**Request**
Filter the data below for the string "Name" and copy each matching line.

**Records to process**
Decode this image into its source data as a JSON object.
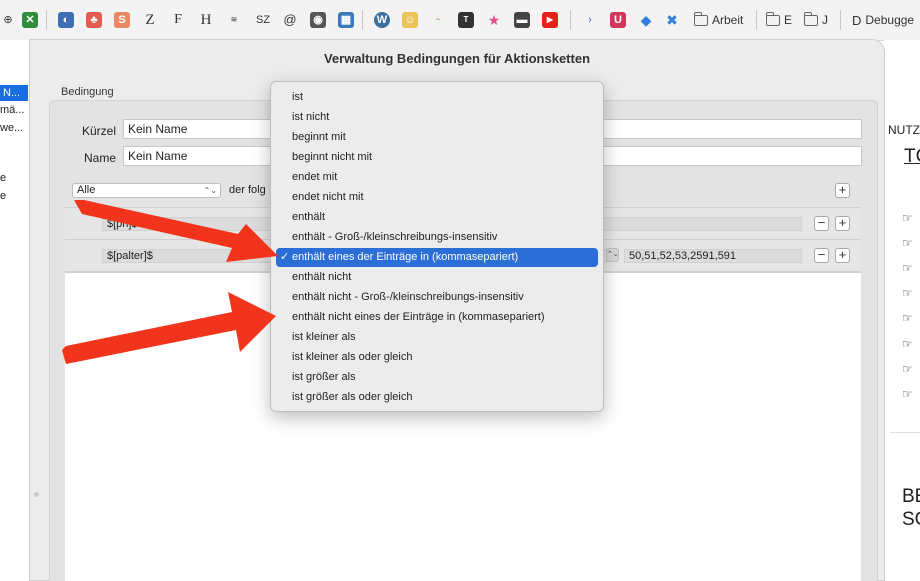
{
  "bookmarks": {
    "folders": [
      "Arbeit",
      "E",
      "J"
    ],
    "debugger_label": "Debugge"
  },
  "sheet": {
    "title": "Verwaltung Bedingungen für Aktionsketten",
    "group_label": "Bedingung",
    "kuerzel_label": "Kürzel",
    "kuerzel_value": "Kein Name",
    "name_label": "Name",
    "name_value": "Kein Name",
    "match_popup": "Alle",
    "match_suffix": "der folg",
    "rows": [
      {
        "variable": "$[ph]$",
        "value": ""
      },
      {
        "variable": "$[palter]$",
        "value": "50,51,52,53,2591,591"
      }
    ]
  },
  "left_sliver": {
    "selected": "N...",
    "lines": [
      "mä...",
      "we...",
      "e",
      "e"
    ]
  },
  "right_page": {
    "nutz": "NUTZ",
    "tc": "TC",
    "be": "BE",
    "sc": "SC"
  },
  "menu": {
    "selected_index": 8,
    "items": [
      "ist",
      "ist nicht",
      "beginnt mit",
      "beginnt nicht mit",
      "endet mit",
      "endet nicht mit",
      "enthält",
      "enthält - Groß-/kleinschreibungs-insensitiv",
      "enthält eines der Einträge in (kommasepariert)",
      "enthält nicht",
      "enthält nicht - Groß-/kleinschreibungs-insensitiv",
      "enthält nicht eines der Einträge in (kommasepariert)",
      "ist kleiner als",
      "ist kleiner als oder gleich",
      "ist größer als",
      "ist größer als oder gleich"
    ]
  },
  "colors": {
    "selection": "#2b6fd6",
    "arrow": "#f2341c"
  }
}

**Solution to this exercise**
    "kuerzel_value": "Kein Name",
    "name_label": "Name",
    "name_value": "Kein Name",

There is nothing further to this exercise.